What to produce ->
For each line that holds "networking", copy the line out.

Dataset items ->

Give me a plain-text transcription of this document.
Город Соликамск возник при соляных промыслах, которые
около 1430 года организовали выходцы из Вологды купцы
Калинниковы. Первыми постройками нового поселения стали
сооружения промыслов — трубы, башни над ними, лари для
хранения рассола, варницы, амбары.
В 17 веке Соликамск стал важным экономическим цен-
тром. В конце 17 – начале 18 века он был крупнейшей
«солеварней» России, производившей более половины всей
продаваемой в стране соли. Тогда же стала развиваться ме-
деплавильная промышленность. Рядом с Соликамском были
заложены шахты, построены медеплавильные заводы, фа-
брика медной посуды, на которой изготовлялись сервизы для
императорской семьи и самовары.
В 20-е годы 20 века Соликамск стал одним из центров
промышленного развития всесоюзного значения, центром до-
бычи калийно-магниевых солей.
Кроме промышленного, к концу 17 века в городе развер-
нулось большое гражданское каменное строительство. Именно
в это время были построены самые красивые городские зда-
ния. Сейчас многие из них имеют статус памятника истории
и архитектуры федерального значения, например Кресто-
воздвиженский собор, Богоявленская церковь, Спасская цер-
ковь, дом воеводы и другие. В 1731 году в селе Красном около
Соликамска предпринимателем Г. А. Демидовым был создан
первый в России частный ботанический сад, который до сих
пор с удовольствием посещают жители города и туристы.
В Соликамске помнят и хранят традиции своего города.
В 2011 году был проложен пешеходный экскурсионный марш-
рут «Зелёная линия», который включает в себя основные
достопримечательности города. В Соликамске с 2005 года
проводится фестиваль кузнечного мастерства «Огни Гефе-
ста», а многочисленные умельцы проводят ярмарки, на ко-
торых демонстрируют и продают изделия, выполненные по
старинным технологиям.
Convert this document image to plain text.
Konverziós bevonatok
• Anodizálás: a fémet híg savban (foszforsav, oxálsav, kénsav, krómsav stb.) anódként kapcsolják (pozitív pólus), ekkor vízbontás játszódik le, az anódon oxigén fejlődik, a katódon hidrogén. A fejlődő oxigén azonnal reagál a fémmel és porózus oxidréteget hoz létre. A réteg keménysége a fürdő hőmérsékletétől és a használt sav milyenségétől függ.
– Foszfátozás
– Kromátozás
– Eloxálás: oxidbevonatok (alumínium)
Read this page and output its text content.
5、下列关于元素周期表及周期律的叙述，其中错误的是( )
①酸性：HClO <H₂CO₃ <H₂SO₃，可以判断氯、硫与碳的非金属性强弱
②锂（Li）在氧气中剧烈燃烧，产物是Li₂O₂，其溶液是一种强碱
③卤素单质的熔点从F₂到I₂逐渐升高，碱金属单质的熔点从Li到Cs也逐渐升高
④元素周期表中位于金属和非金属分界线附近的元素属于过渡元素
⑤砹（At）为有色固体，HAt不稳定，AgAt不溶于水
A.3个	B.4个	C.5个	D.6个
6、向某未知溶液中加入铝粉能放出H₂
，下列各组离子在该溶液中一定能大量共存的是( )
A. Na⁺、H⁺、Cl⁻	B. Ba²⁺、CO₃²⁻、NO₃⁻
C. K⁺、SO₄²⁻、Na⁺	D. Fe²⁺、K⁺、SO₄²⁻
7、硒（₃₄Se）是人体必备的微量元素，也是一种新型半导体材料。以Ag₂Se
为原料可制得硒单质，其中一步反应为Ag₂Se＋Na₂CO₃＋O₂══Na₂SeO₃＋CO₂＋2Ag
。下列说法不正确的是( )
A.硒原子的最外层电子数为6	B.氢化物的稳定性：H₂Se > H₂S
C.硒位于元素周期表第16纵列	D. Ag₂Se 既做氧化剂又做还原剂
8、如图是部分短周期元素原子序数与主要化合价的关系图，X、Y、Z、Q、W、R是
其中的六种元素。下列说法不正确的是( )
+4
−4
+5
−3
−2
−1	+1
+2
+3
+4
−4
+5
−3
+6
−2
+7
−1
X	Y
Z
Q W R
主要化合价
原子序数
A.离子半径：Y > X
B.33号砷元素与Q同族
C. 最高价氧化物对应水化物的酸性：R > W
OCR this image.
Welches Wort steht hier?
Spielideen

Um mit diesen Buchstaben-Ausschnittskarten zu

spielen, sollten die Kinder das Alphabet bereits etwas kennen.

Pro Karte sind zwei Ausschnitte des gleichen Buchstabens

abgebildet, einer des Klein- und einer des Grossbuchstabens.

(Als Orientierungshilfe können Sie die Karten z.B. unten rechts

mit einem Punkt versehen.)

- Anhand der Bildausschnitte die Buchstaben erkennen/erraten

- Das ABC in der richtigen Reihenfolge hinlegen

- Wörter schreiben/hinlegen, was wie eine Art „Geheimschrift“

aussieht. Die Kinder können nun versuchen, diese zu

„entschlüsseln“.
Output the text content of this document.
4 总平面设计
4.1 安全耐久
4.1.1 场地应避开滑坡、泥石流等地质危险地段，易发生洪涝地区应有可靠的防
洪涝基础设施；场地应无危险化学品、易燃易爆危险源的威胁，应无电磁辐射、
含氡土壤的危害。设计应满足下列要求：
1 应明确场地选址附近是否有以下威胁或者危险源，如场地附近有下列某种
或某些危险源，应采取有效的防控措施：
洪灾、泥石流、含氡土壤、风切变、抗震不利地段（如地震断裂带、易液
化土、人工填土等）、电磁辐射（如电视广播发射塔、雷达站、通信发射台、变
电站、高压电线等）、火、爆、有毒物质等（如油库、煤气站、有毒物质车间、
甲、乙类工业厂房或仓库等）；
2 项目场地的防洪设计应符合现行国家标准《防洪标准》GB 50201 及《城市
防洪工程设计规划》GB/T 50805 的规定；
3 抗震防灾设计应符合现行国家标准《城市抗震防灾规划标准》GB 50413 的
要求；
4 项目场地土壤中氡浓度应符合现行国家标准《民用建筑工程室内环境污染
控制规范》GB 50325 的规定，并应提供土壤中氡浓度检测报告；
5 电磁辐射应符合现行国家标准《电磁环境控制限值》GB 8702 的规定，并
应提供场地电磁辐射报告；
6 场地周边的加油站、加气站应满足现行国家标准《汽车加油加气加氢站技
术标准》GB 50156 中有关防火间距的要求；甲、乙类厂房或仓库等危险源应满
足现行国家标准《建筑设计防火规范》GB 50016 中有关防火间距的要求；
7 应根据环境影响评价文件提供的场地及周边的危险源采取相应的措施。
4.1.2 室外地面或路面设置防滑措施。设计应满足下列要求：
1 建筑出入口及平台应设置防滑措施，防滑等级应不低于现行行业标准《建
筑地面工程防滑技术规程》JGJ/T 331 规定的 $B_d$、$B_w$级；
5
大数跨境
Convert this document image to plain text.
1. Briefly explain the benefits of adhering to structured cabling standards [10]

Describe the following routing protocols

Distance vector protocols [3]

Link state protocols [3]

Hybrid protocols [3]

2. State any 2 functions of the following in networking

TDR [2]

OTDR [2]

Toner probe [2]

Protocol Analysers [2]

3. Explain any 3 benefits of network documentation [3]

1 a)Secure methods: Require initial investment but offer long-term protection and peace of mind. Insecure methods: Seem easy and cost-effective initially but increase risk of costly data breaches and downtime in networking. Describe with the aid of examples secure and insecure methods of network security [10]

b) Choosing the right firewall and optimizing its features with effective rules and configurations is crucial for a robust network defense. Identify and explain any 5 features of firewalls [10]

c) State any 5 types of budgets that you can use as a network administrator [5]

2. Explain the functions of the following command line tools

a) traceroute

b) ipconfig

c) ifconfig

Written answer ->
2. State any 2 functions of the following in networking
1 a)Secure methods: Require initial investment but offer long-term protection and peace of mind. Insecure methods: Seem easy and cost-effective initially but increase risk of costly data breaches and downtime in networking. Describe with the aid of examples secure and insecure methods of network security [10]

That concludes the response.